— start Input records —

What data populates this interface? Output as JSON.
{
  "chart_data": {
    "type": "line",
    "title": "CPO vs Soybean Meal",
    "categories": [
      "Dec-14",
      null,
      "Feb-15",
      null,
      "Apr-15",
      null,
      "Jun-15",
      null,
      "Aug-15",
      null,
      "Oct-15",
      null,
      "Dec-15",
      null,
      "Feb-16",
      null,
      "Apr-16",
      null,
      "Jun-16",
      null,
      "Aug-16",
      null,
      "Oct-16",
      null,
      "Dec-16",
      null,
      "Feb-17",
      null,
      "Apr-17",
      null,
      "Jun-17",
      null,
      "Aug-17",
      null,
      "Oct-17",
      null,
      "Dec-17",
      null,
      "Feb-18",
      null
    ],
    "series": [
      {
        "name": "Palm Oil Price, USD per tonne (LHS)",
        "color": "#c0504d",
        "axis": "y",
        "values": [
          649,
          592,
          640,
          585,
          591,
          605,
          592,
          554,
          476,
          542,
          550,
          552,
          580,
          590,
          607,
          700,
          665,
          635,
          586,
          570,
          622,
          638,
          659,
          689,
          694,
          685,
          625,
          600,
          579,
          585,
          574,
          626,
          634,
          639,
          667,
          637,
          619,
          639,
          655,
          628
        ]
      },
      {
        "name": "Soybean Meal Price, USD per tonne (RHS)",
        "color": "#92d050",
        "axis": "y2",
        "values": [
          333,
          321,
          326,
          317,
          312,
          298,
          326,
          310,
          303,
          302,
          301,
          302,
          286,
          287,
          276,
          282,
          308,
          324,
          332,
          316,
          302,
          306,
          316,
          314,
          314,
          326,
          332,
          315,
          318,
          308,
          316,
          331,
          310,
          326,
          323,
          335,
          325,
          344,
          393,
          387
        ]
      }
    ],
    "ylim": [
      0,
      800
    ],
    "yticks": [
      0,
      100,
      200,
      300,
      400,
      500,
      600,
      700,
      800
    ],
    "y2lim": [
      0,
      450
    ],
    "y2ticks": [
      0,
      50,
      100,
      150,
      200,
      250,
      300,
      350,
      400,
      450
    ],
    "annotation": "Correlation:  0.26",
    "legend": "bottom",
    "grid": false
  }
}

— end Input records —

## What to produce
Working from the entries above, return all lines that contain "Soybean".

## Correct answer
    "title": "CPO vs Soybean Meal",
        "name": "Soybean Meal Price, USD per tonne (RHS)",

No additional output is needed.